- What you are asked to do -
Copy out all of the data below with no alterations.

- Record set -
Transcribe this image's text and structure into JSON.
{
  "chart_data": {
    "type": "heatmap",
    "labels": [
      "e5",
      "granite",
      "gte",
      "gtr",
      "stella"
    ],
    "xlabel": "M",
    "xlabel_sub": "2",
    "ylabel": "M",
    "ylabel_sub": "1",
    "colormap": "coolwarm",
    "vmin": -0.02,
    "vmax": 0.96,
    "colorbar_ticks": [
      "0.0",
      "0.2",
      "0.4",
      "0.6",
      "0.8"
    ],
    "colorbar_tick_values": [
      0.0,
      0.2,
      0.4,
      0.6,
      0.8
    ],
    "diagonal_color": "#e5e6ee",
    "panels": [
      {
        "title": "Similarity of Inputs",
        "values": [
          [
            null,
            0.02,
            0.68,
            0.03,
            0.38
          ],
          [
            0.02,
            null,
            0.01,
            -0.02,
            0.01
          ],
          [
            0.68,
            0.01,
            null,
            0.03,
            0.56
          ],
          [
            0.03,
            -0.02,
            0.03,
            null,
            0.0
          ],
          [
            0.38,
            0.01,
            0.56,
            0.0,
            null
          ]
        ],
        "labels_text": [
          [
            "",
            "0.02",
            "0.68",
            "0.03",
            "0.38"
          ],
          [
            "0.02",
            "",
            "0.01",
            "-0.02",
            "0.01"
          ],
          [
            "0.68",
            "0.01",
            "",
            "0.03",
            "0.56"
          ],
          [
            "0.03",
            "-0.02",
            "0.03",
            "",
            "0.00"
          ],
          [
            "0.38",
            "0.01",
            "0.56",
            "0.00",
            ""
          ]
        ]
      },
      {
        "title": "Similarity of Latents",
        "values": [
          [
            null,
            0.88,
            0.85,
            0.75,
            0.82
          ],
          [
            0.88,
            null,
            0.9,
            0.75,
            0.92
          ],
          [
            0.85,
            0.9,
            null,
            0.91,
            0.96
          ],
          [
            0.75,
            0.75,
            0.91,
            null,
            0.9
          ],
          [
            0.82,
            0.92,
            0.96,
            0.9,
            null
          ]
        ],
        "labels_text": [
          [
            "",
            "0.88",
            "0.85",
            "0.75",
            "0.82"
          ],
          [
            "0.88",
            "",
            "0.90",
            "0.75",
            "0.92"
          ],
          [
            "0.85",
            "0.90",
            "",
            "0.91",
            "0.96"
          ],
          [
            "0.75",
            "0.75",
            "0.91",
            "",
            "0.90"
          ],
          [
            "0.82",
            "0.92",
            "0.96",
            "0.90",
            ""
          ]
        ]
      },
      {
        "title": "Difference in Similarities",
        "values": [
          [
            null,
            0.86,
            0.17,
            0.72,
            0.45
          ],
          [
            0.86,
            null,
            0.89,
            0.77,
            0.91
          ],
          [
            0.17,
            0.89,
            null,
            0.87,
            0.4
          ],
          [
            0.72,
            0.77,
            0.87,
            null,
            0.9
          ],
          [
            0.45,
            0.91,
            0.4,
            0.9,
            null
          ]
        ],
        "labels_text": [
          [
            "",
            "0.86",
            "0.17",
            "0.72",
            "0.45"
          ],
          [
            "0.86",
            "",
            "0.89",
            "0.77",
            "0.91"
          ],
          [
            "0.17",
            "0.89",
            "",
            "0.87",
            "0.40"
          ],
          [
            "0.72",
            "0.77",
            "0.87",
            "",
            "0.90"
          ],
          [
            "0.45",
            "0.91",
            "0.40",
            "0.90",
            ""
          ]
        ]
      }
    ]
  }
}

- Problem solution -
Transcribe this image's text and structure into JSON.
{
  "chart_data": {
    "type": "heatmap",
    "labels": [
      "e5",
      "granite",
      "gte",
      "gtr",
      "stella"
    ],
    "xlabel": "M",
    "xlabel_sub": "2",
    "ylabel": "M",
    "ylabel_sub": "1",
    "colormap": "coolwarm",
    "vmin": -0.02,
    "vmax": 0.96,
    "colorbar_ticks": [
      "0.0",
      "0.2",
      "0.4",
      "0.6",
      "0.8"
    ],
    "colorbar_tick_values": [
      0.0,
      0.2,
      0.4,
      0.6,
      0.8
    ],
    "diagonal_color": "#e5e6ee",
    "panels": [
      {
        "title": "Similarity of Inputs",
        "values": [
          [
            null,
            0.02,
            0.68,
            0.03,
            0.38
          ],
          [
            0.02,
            null,
            0.01,
            -0.02,
            0.01
          ],
          [
            0.68,
            0.01,
            null,
            0.03,
            0.56
          ],
          [
            0.03,
            -0.02,
            0.03,
            null,
            0.0
          ],
          [
            0.38,
            0.01,
            0.56,
            0.0,
            null
          ]
        ],
        "labels_text": [
          [
            "",
            "0.02",
            "0.68",
            "0.03",
            "0.38"
          ],
          [
            "0.02",
            "",
            "0.01",
            "-0.02",
            "0.01"
          ],
          [
            "0.68",
            "0.01",
            "",
            "0.03",
            "0.56"
          ],
          [
            "0.03",
            "-0.02",
            "0.03",
            "",
            "0.00"
          ],
          [
            "0.38",
            "0.01",
            "0.56",
            "0.00",
            ""
          ]
        ]
      },
      {
        "title": "Similarity of Latents",
        "values": [
          [
            null,
            0.88,
            0.85,
            0.75,
            0.82
          ],
          [
            0.88,
            null,
            0.9,
            0.75,
            0.92
          ],
          [
            0.85,
            0.9,
            null,
            0.91,
            0.96
          ],
          [
            0.75,
            0.75,
            0.91,
            null,
            0.9
          ],
          [
            0.82,
            0.92,
            0.96,
            0.9,
            null
          ]
        ],
        "labels_text": [
          [
            "",
            "0.88",
            "0.85",
            "0.75",
            "0.82"
          ],
          [
            "0.88",
            "",
            "0.90",
            "0.75",
            "0.92"
          ],
          [
            "0.85",
            "0.90",
            "",
            "0.91",
            "0.96"
          ],
          [
            "0.75",
            "0.75",
            "0.91",
            "",
            "0.90"
          ],
          [
            "0.82",
            "0.92",
            "0.96",
            "0.90",
            ""
          ]
        ]
      },
      {
        "title": "Difference in Similarities",
        "values": [
          [
            null,
            0.86,
            0.17,
            0.72,
            0.45
          ],
          [
            0.86,
            null,
            0.89,
            0.77,
            0.91
          ],
          [
            0.17,
            0.89,
            null,
            0.87,
            0.4
          ],
          [
            0.72,
            0.77,
            0.87,
            null,
            0.9
          ],
          [
            0.45,
            0.91,
            0.4,
            0.9,
            null
          ]
        ],
        "labels_text": [
          [
            "",
            "0.86",
            "0.17",
            "0.72",
            "0.45"
          ],
          [
            "0.86",
            "",
            "0.89",
            "0.77",
            "0.91"
          ],
          [
            "0.17",
            "0.89",
            "",
            "0.87",
            "0.40"
          ],
          [
            "0.72",
            "0.77",
            "0.87",
            "",
            "0.90"
          ],
          [
            "0.45",
            "0.91",
            "0.40",
            "0.90",
            ""
          ]
        ]
      }
    ]
  }
}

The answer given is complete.